[start]

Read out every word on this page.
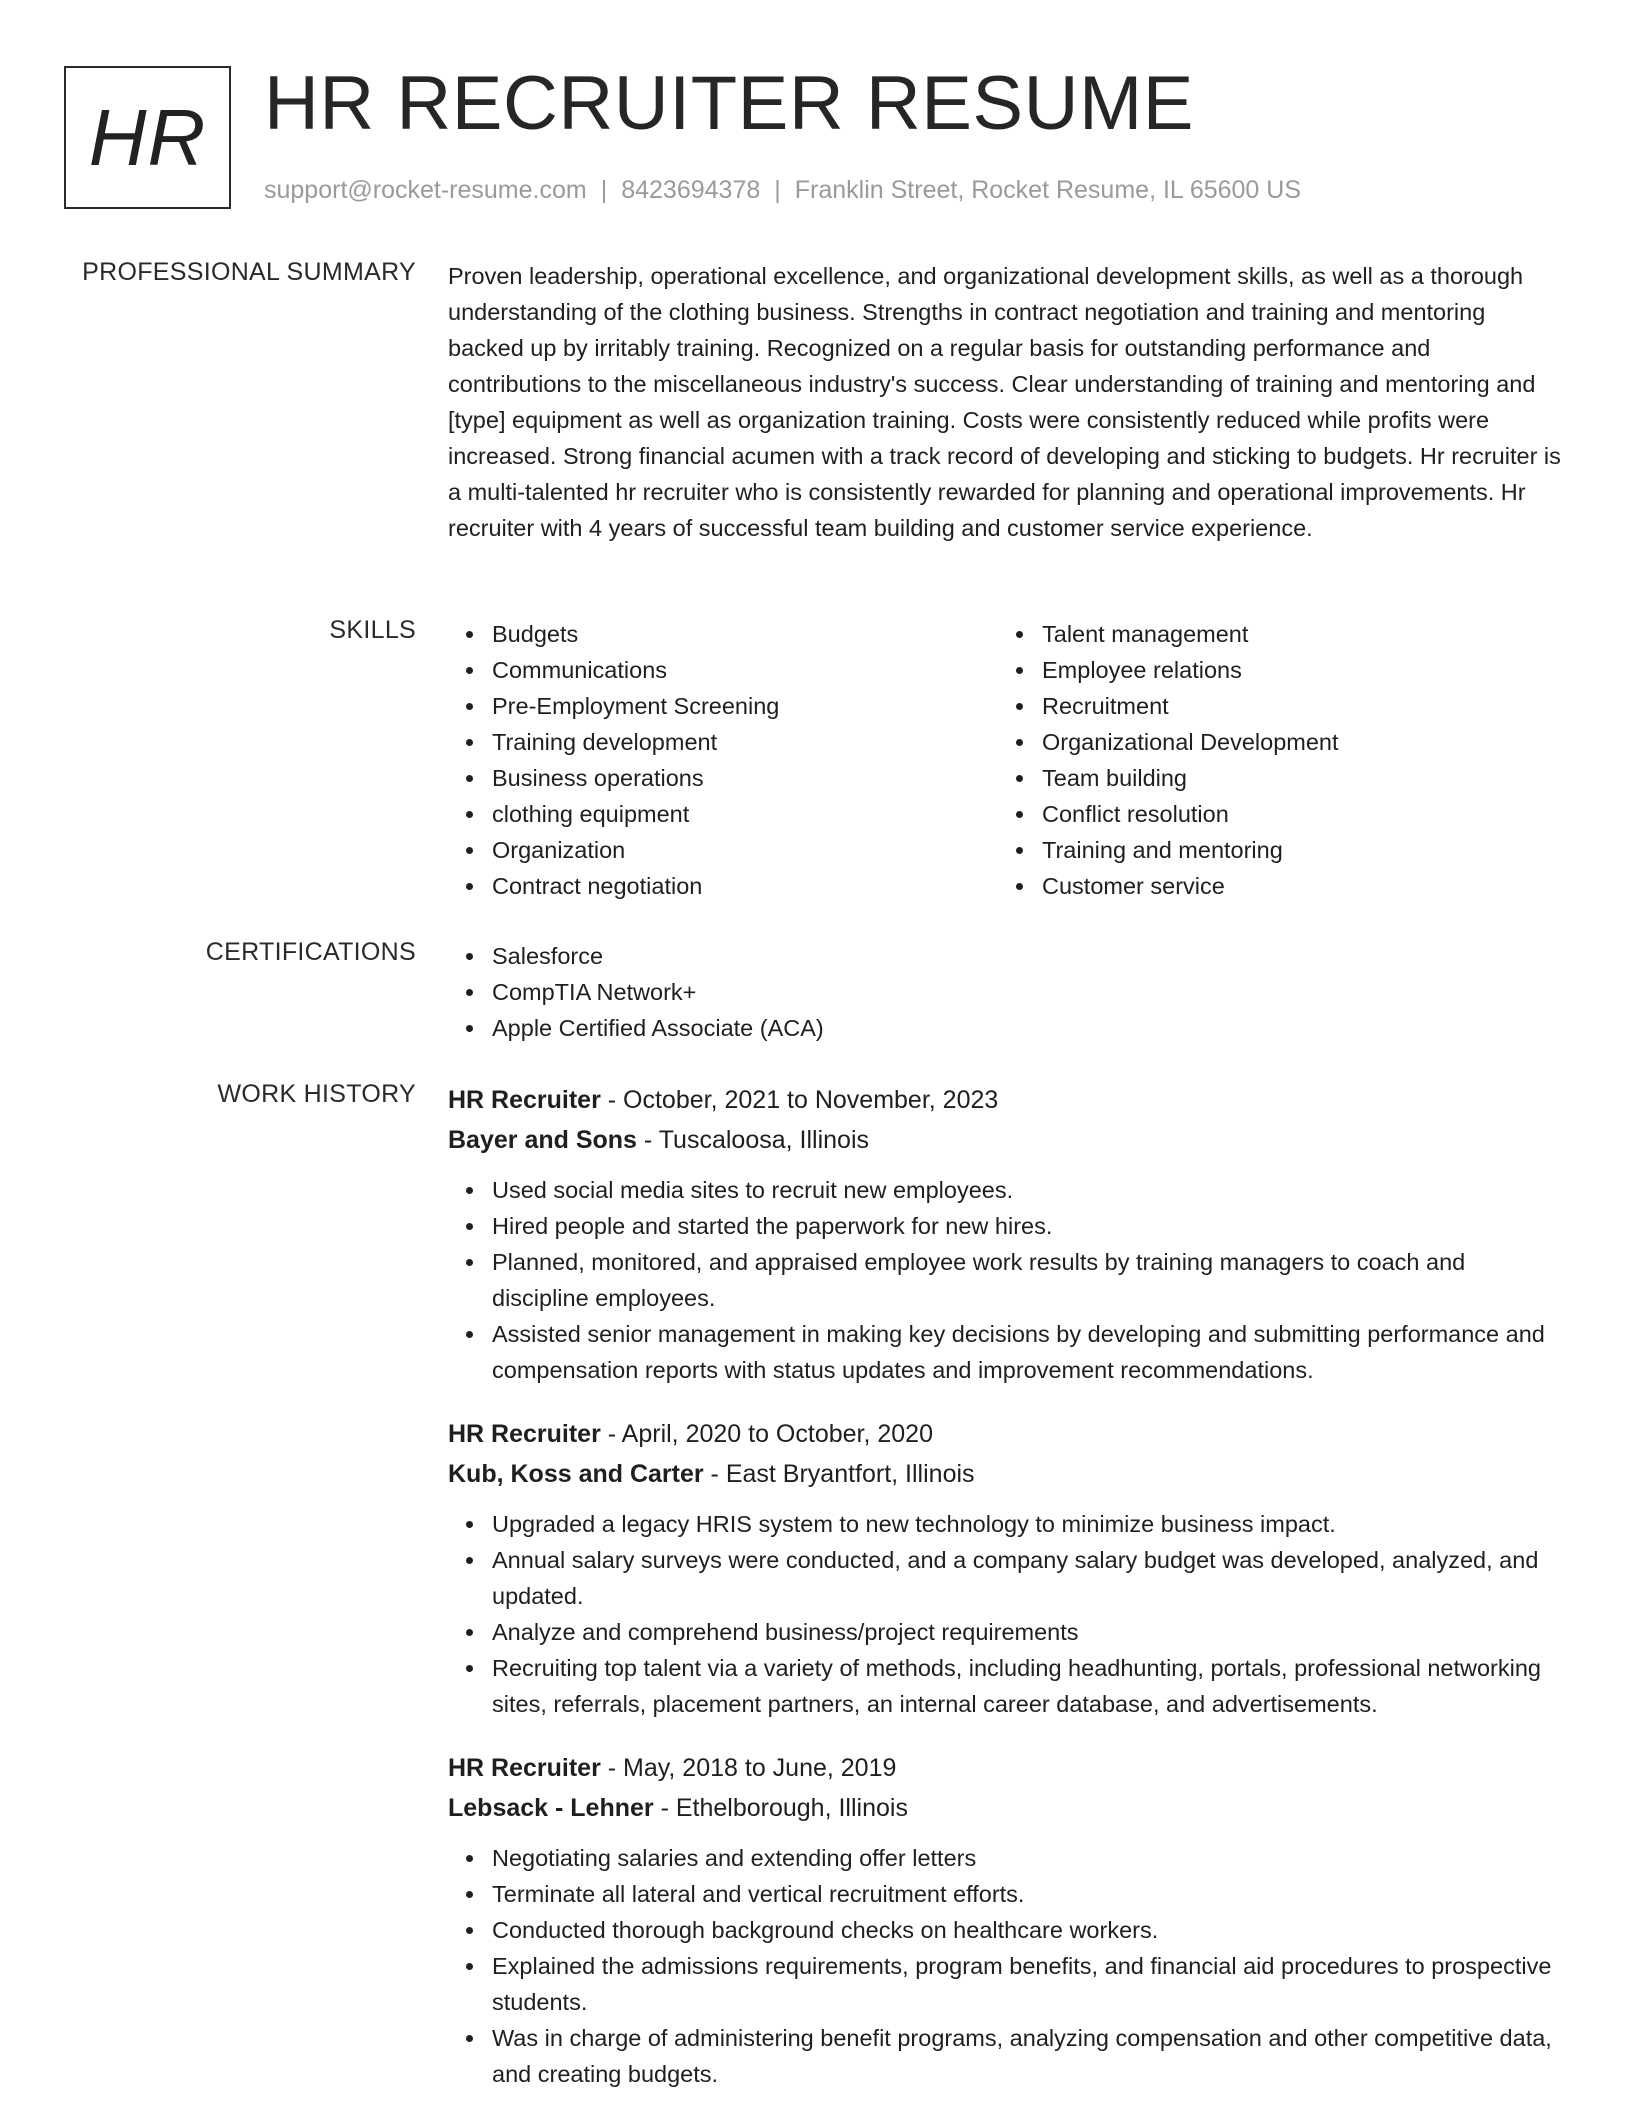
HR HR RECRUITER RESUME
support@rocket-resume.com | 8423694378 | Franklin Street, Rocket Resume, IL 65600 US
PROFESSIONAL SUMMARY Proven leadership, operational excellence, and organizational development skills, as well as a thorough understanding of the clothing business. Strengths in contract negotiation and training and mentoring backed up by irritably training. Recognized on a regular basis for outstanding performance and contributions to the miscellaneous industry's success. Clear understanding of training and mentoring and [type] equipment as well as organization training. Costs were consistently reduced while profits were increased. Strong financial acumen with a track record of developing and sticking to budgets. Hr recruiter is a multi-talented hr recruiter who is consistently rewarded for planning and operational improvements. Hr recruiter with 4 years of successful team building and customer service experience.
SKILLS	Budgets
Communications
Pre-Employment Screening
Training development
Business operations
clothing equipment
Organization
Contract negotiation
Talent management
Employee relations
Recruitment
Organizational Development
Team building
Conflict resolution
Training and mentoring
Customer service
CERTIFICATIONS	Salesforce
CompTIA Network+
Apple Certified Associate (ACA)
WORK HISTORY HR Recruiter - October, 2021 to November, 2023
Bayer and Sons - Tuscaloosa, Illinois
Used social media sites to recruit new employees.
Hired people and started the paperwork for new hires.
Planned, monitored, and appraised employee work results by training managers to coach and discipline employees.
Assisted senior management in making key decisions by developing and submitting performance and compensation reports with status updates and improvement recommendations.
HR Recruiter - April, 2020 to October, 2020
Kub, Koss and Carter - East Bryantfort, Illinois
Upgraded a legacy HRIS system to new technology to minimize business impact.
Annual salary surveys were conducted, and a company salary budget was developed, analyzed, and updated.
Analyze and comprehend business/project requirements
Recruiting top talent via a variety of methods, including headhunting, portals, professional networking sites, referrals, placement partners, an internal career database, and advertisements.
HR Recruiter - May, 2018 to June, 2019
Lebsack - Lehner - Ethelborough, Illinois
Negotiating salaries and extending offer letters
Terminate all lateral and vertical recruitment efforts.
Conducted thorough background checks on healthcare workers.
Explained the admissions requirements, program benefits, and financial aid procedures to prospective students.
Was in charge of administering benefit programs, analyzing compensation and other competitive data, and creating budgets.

[end]
[start]

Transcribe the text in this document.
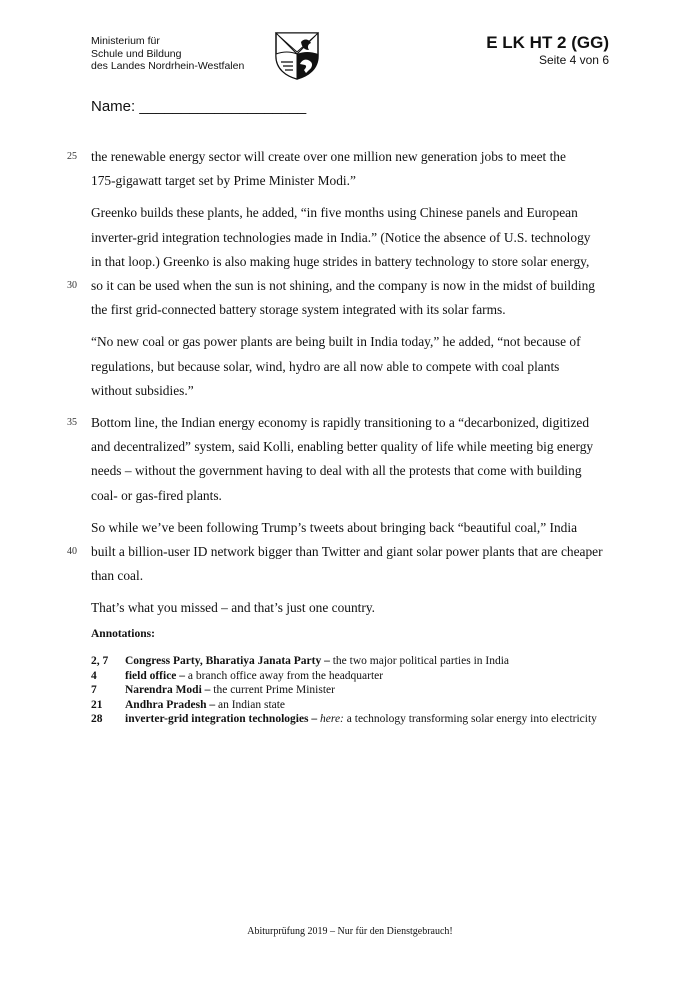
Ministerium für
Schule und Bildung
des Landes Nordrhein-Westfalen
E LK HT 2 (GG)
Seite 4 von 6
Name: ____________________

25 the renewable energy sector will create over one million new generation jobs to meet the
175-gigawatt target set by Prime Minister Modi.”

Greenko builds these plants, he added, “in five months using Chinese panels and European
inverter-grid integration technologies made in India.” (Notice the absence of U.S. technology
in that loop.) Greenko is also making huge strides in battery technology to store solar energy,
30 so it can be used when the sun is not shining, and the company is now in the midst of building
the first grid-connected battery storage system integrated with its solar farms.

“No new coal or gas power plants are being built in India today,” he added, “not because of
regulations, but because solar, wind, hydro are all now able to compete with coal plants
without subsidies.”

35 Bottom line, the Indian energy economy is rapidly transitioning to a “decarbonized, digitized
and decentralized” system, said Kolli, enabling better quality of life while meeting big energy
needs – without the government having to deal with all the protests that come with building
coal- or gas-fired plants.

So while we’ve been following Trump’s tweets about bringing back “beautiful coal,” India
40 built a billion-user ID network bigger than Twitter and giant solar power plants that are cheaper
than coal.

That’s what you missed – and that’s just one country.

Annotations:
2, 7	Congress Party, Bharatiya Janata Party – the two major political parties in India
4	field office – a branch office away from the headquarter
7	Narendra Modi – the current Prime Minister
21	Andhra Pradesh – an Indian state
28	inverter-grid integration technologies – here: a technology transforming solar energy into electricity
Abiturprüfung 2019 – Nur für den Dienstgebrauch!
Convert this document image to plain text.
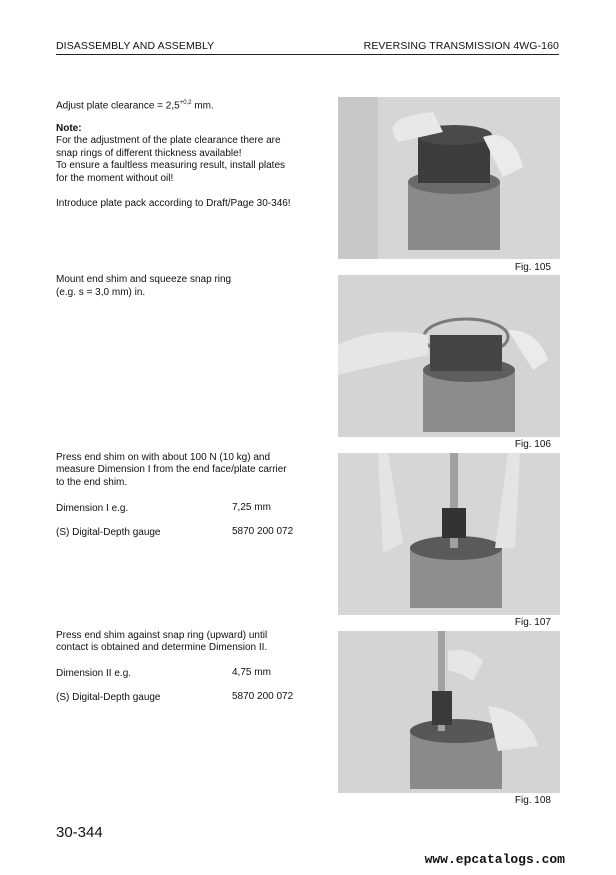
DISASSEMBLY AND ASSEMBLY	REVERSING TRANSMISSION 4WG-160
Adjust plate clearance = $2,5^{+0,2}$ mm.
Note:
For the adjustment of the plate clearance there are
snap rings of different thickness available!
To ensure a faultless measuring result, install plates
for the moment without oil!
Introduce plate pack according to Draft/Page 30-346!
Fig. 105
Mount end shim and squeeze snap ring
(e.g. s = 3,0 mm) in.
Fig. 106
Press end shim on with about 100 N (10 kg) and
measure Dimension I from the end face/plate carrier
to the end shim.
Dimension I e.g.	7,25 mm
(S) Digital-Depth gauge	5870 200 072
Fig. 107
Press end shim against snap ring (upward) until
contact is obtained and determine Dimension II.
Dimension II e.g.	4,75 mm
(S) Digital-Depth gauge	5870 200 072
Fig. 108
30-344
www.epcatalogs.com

[end]
[start]

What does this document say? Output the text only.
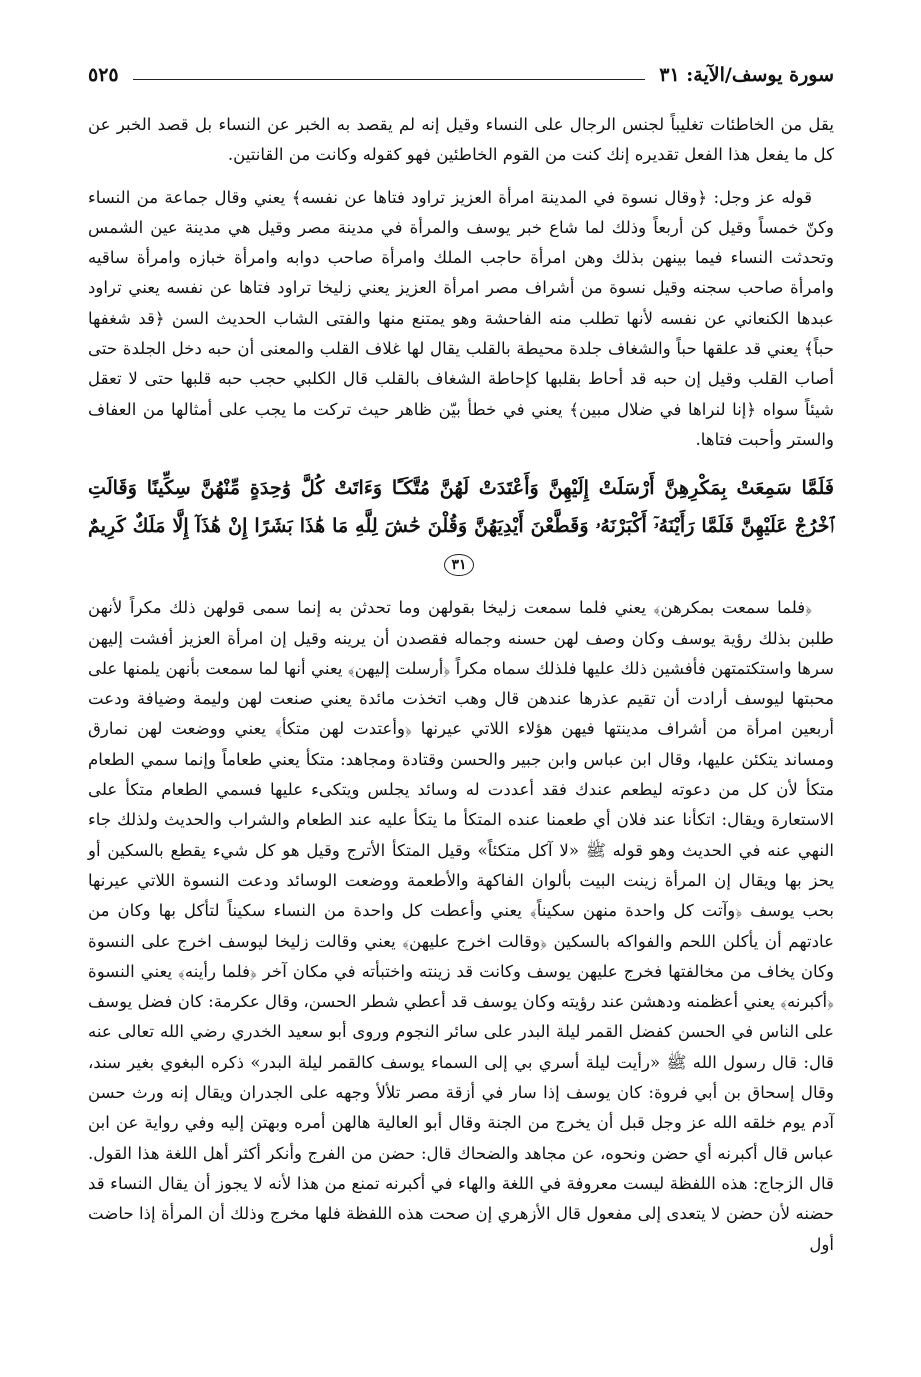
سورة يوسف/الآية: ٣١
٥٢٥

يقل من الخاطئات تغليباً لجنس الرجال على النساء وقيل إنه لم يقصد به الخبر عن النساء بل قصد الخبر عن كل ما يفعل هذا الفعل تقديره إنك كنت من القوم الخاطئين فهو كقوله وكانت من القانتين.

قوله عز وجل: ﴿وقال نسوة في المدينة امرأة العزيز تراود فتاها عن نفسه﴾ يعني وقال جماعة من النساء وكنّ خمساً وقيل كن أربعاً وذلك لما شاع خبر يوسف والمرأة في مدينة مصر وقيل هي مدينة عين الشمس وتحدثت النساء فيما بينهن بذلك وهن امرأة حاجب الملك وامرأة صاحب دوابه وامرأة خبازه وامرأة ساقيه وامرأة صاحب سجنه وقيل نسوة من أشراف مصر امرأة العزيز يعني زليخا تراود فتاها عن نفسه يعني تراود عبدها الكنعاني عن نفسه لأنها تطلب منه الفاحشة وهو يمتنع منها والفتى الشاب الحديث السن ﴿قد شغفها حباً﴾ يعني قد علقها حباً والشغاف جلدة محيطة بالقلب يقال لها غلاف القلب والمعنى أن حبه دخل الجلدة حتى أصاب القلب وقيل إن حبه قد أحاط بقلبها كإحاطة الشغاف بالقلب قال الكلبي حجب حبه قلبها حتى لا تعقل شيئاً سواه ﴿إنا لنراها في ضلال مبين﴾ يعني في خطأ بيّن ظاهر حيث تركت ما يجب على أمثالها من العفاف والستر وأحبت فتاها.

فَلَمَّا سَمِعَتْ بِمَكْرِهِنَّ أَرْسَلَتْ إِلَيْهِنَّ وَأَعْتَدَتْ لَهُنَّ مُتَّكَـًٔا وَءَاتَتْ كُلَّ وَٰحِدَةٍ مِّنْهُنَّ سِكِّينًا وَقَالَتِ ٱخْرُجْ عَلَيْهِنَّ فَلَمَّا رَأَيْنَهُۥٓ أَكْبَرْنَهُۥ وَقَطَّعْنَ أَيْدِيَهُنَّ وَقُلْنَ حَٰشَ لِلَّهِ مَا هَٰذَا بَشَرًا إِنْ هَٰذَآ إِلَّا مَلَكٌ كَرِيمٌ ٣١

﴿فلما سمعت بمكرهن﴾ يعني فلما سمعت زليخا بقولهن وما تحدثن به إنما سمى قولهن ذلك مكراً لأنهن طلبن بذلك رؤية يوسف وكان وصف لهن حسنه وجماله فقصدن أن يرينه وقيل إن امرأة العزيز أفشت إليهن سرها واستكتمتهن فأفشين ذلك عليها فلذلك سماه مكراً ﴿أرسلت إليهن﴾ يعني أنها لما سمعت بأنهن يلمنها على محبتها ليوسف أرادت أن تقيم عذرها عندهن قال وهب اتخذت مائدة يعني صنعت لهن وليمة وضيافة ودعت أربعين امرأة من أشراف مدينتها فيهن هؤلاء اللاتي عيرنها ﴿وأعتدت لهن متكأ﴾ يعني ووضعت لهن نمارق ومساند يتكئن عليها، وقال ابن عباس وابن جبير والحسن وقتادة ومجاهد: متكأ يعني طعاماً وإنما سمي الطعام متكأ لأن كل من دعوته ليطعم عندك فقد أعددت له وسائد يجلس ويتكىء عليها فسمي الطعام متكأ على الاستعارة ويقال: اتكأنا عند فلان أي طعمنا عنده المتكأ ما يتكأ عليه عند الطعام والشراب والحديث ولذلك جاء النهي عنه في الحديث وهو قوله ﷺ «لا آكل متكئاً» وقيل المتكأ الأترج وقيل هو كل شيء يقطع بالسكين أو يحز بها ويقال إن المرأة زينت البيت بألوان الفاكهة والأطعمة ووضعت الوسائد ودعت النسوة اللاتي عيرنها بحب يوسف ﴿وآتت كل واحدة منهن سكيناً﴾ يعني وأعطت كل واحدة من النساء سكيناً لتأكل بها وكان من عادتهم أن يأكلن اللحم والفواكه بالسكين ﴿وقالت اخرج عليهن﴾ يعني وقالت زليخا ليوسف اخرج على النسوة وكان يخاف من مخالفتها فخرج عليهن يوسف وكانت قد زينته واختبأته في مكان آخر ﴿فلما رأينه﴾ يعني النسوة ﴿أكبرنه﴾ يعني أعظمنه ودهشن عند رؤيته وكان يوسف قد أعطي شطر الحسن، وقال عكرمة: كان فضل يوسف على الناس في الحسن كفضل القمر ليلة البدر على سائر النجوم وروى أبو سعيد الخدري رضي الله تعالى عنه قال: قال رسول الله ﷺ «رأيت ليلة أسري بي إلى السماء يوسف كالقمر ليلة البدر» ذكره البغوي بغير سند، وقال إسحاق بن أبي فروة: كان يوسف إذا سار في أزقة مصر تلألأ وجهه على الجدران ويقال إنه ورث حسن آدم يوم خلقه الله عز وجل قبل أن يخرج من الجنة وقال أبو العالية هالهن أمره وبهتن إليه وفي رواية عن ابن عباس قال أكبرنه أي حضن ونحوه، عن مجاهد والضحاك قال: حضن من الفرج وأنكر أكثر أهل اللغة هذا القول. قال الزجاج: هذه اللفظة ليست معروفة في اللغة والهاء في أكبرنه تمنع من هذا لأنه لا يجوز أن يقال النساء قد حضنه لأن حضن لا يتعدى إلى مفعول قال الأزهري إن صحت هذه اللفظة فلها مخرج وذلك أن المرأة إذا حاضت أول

[end]

*Written request*
Of the lines above, how many include the word "performance"? Reply with the number alone.

*Correct response*
2